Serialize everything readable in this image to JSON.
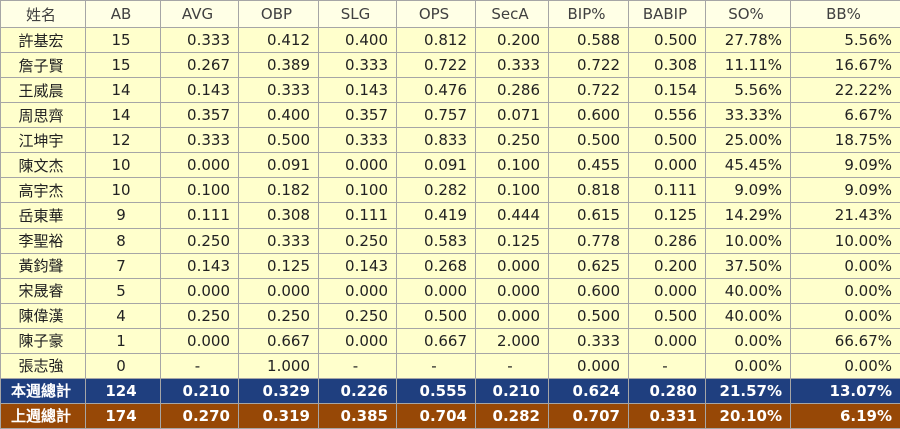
{
  "table": {
    "header": [
      "姓名",
      "AB",
      "AVG",
      "OBP",
      "SLG",
      "OPS",
      "SecA",
      "BIP%",
      "BABIP",
      "SO%",
      "BB%"
    ],
    "rows": [
      [
        "許基宏",
        "15",
        "0.333",
        "0.412",
        "0.400",
        "0.812",
        "0.200",
        "0.588",
        "0.500",
        "27.78%",
        "5.56%"
      ],
      [
        "詹子賢",
        "15",
        "0.267",
        "0.389",
        "0.333",
        "0.722",
        "0.333",
        "0.722",
        "0.308",
        "11.11%",
        "16.67%"
      ],
      [
        "王威晨",
        "14",
        "0.143",
        "0.333",
        "0.143",
        "0.476",
        "0.286",
        "0.722",
        "0.154",
        "5.56%",
        "22.22%"
      ],
      [
        "周思齊",
        "14",
        "0.357",
        "0.400",
        "0.357",
        "0.757",
        "0.071",
        "0.600",
        "0.556",
        "33.33%",
        "6.67%"
      ],
      [
        "江坤宇",
        "12",
        "0.333",
        "0.500",
        "0.333",
        "0.833",
        "0.250",
        "0.500",
        "0.500",
        "25.00%",
        "18.75%"
      ],
      [
        "陳文杰",
        "10",
        "0.000",
        "0.091",
        "0.000",
        "0.091",
        "0.100",
        "0.455",
        "0.000",
        "45.45%",
        "9.09%"
      ],
      [
        "高宇杰",
        "10",
        "0.100",
        "0.182",
        "0.100",
        "0.282",
        "0.100",
        "0.818",
        "0.111",
        "9.09%",
        "9.09%"
      ],
      [
        "岳東華",
        "9",
        "0.111",
        "0.308",
        "0.111",
        "0.419",
        "0.444",
        "0.615",
        "0.125",
        "14.29%",
        "21.43%"
      ],
      [
        "李聖裕",
        "8",
        "0.250",
        "0.333",
        "0.250",
        "0.583",
        "0.125",
        "0.778",
        "0.286",
        "10.00%",
        "10.00%"
      ],
      [
        "黃鈞聲",
        "7",
        "0.143",
        "0.125",
        "0.143",
        "0.268",
        "0.000",
        "0.625",
        "0.200",
        "37.50%",
        "0.00%"
      ],
      [
        "宋晟睿",
        "5",
        "0.000",
        "0.000",
        "0.000",
        "0.000",
        "0.000",
        "0.600",
        "0.000",
        "40.00%",
        "0.00%"
      ],
      [
        "陳偉漢",
        "4",
        "0.250",
        "0.250",
        "0.250",
        "0.500",
        "0.000",
        "0.500",
        "0.500",
        "40.00%",
        "0.00%"
      ],
      [
        "陳子豪",
        "1",
        "0.000",
        "0.667",
        "0.000",
        "0.667",
        "2.000",
        "0.333",
        "0.000",
        "0.00%",
        "66.67%"
      ],
      [
        "張志強",
        "0",
        "-",
        "1.000",
        "-",
        "-",
        "-",
        "0.000",
        "-",
        "0.00%",
        "0.00%"
      ]
    ],
    "totals": [
      [
        "本週總計",
        "124",
        "0.210",
        "0.329",
        "0.226",
        "0.555",
        "0.210",
        "0.624",
        "0.280",
        "21.57%",
        "13.07%"
      ],
      [
        "上週總計",
        "174",
        "0.270",
        "0.319",
        "0.385",
        "0.704",
        "0.282",
        "0.707",
        "0.331",
        "20.10%",
        "6.19%"
      ]
    ]
  }
}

= = = =

STATED EXERCISE -
Reproduce the listing above exactly, excluding all pictures.

FINAL RESULT -
Serialize everything readable in this image to JSON.
{
  "table": {
    "header": [
      "姓名",
      "AB",
      "AVG",
      "OBP",
      "SLG",
      "OPS",
      "SecA",
      "BIP%",
      "BABIP",
      "SO%",
      "BB%"
    ],
    "rows": [
      [
        "許基宏",
        "15",
        "0.333",
        "0.412",
        "0.400",
        "0.812",
        "0.200",
        "0.588",
        "0.500",
        "27.78%",
        "5.56%"
      ],
      [
        "詹子賢",
        "15",
        "0.267",
        "0.389",
        "0.333",
        "0.722",
        "0.333",
        "0.722",
        "0.308",
        "11.11%",
        "16.67%"
      ],
      [
        "王威晨",
        "14",
        "0.143",
        "0.333",
        "0.143",
        "0.476",
        "0.286",
        "0.722",
        "0.154",
        "5.56%",
        "22.22%"
      ],
      [
        "周思齊",
        "14",
        "0.357",
        "0.400",
        "0.357",
        "0.757",
        "0.071",
        "0.600",
        "0.556",
        "33.33%",
        "6.67%"
      ],
      [
        "江坤宇",
        "12",
        "0.333",
        "0.500",
        "0.333",
        "0.833",
        "0.250",
        "0.500",
        "0.500",
        "25.00%",
        "18.75%"
      ],
      [
        "陳文杰",
        "10",
        "0.000",
        "0.091",
        "0.000",
        "0.091",
        "0.100",
        "0.455",
        "0.000",
        "45.45%",
        "9.09%"
      ],
      [
        "高宇杰",
        "10",
        "0.100",
        "0.182",
        "0.100",
        "0.282",
        "0.100",
        "0.818",
        "0.111",
        "9.09%",
        "9.09%"
      ],
      [
        "岳東華",
        "9",
        "0.111",
        "0.308",
        "0.111",
        "0.419",
        "0.444",
        "0.615",
        "0.125",
        "14.29%",
        "21.43%"
      ],
      [
        "李聖裕",
        "8",
        "0.250",
        "0.333",
        "0.250",
        "0.583",
        "0.125",
        "0.778",
        "0.286",
        "10.00%",
        "10.00%"
      ],
      [
        "黃鈞聲",
        "7",
        "0.143",
        "0.125",
        "0.143",
        "0.268",
        "0.000",
        "0.625",
        "0.200",
        "37.50%",
        "0.00%"
      ],
      [
        "宋晟睿",
        "5",
        "0.000",
        "0.000",
        "0.000",
        "0.000",
        "0.000",
        "0.600",
        "0.000",
        "40.00%",
        "0.00%"
      ],
      [
        "陳偉漢",
        "4",
        "0.250",
        "0.250",
        "0.250",
        "0.500",
        "0.000",
        "0.500",
        "0.500",
        "40.00%",
        "0.00%"
      ],
      [
        "陳子豪",
        "1",
        "0.000",
        "0.667",
        "0.000",
        "0.667",
        "2.000",
        "0.333",
        "0.000",
        "0.00%",
        "66.67%"
      ],
      [
        "張志強",
        "0",
        "-",
        "1.000",
        "-",
        "-",
        "-",
        "0.000",
        "-",
        "0.00%",
        "0.00%"
      ]
    ],
    "totals": [
      [
        "本週總計",
        "124",
        "0.210",
        "0.329",
        "0.226",
        "0.555",
        "0.210",
        "0.624",
        "0.280",
        "21.57%",
        "13.07%"
      ],
      [
        "上週總計",
        "174",
        "0.270",
        "0.319",
        "0.385",
        "0.704",
        "0.282",
        "0.707",
        "0.331",
        "20.10%",
        "6.19%"
      ]
    ]
  }
}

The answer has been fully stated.